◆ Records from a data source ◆
----------------------------------------
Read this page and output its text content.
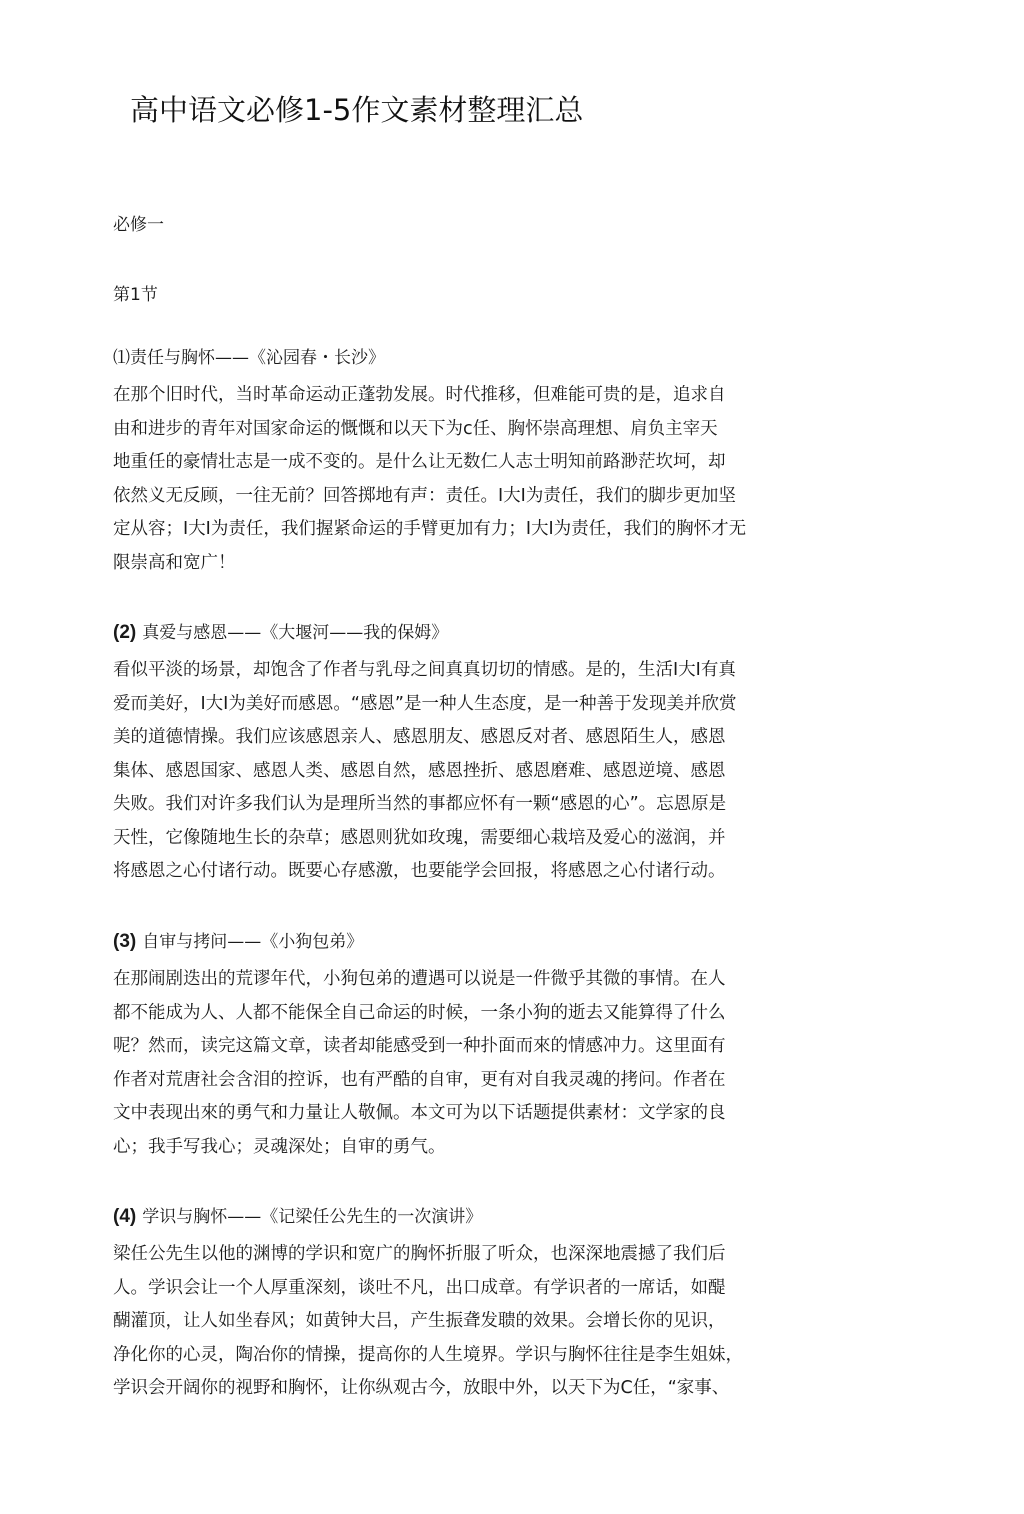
高中语文必修1-5作文素材整理汇总

必修一

第1节

⑴责任与胸怀——《沁园春・长沙》

在那个旧时代，当时革命运动正蓬勃发展。时代推移，但难能可贵的是，追求自

由和进步的青年对国家命运的慨慨和以天下为c任、胸怀崇高理想、肩负主宰天

地重任的豪情壮志是一成不变的。是什么让无数仁人志士明知前路渺茫坎坷，却

依然义无反顾，一往无前？回答掷地有声：责任。I大I为责任，我们的脚步更加坚

定从容；I大I为责任，我们握紧命运的手臂更加有力；I大I为责任，我们的胸怀才无

限崇高和宽广！

(2) 真爱与感恩——《大堰河——我的保姆》

看似平淡的场景，却饱含了作者与乳母之间真真切切的情感。是的，生活I大I有真

爱而美好，I大I为美好而感恩。“感恩”是一种人生态度，是一种善于发现美并欣赏

美的道德情操。我们应该感恩亲人、感恩朋友、感恩反对者、感恩陌生人，感恩

集体、感恩国家、感恩人类、感恩自然，感恩挫折、感恩磨难、感恩逆境、感恩

失败。我们对许多我们认为是理所当然的事都应怀有一颗“感恩的心”。忘恩原是

天性，它像随地生长的杂草；感恩则犹如玫瑰，需要细心栽培及爱心的滋润，并

将感恩之心付诸行动。既要心存感激，也要能学会回报，将感恩之心付诸行动。

(3) 自审与拷问——《小狗包弟》

在那闹剧迭出的荒谬年代，小狗包弟的遭遇可以说是一件微乎其微的事情。在人

都不能成为人、人都不能保全自己命运的时候，一条小狗的逝去又能算得了什么

呢？然而，读完这篇文章，读者却能感受到一种扑面而來的情感冲力。这里面有

作者对荒唐社会含泪的控诉，也有严酷的自审，更有对自我灵魂的拷问。作者在

文中表现出來的勇气和力量让人敬佩。本文可为以下话题提供素材：文学家的良

心；我手写我心；灵魂深处；自审的勇气。

(4) 学识与胸怀——《记梁任公先生的一次演讲》

梁任公先生以他的渊博的学识和宽广的胸怀折服了听众，也深深地震撼了我们后

人。学识会让一个人厚重深刻，谈吐不凡，出口成章。有学识者的一席话，如醍

醐灌顶，让人如坐春风；如黄钟大吕，产生振聋发聩的效果。会增长你的见识，

净化你的心灵，陶冶你的情操，提高你的人生境界。学识与胸怀往往是李生姐妹，

学识会开阔你的视野和胸怀，让你纵观古今，放眼中外，以天下为C任，“家事、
----------------------------------------
◆ Given instruction ◆
Print all of the entries word for word. Omit the pictures they contain.

◆ Finished exercise ◆
Read this page and output its text content.
高中语文必修1-5作文素材整理汇总

必修一

第1节

⑴责任与胸怀——《沁园春・长沙》

在那个旧时代，当时革命运动正蓬勃发展。时代推移，但难能可贵的是，追求自

由和进步的青年对国家命运的慨慨和以天下为c任、胸怀崇高理想、肩负主宰天

地重任的豪情壮志是一成不变的。是什么让无数仁人志士明知前路渺茫坎坷，却

依然义无反顾，一往无前？回答掷地有声：责任。I大I为责任，我们的脚步更加坚

定从容；I大I为责任，我们握紧命运的手臂更加有力；I大I为责任，我们的胸怀才无

限崇高和宽广！

(2) 真爱与感恩——《大堰河——我的保姆》

看似平淡的场景，却饱含了作者与乳母之间真真切切的情感。是的，生活I大I有真

爱而美好，I大I为美好而感恩。“感恩”是一种人生态度，是一种善于发现美并欣赏

美的道德情操。我们应该感恩亲人、感恩朋友、感恩反对者、感恩陌生人，感恩

集体、感恩国家、感恩人类、感恩自然，感恩挫折、感恩磨难、感恩逆境、感恩

失败。我们对许多我们认为是理所当然的事都应怀有一颗“感恩的心”。忘恩原是

天性，它像随地生长的杂草；感恩则犹如玫瑰，需要细心栽培及爱心的滋润，并

将感恩之心付诸行动。既要心存感激，也要能学会回报，将感恩之心付诸行动。

(3) 自审与拷问——《小狗包弟》

在那闹剧迭出的荒谬年代，小狗包弟的遭遇可以说是一件微乎其微的事情。在人

都不能成为人、人都不能保全自己命运的时候，一条小狗的逝去又能算得了什么

呢？然而，读完这篇文章，读者却能感受到一种扑面而來的情感冲力。这里面有

作者对荒唐社会含泪的控诉，也有严酷的自审，更有对自我灵魂的拷问。作者在

文中表现出來的勇气和力量让人敬佩。本文可为以下话题提供素材：文学家的良

心；我手写我心；灵魂深处；自审的勇气。

(4) 学识与胸怀——《记梁任公先生的一次演讲》

梁任公先生以他的渊博的学识和宽广的胸怀折服了听众，也深深地震撼了我们后

人。学识会让一个人厚重深刻，谈吐不凡，出口成章。有学识者的一席话，如醍

醐灌顶，让人如坐春风；如黄钟大吕，产生振聋发聩的效果。会增长你的见识，

净化你的心灵，陶冶你的情操，提高你的人生境界。学识与胸怀往往是李生姐妹，

学识会开阔你的视野和胸怀，让你纵观古今，放眼中外，以天下为C任，“家事、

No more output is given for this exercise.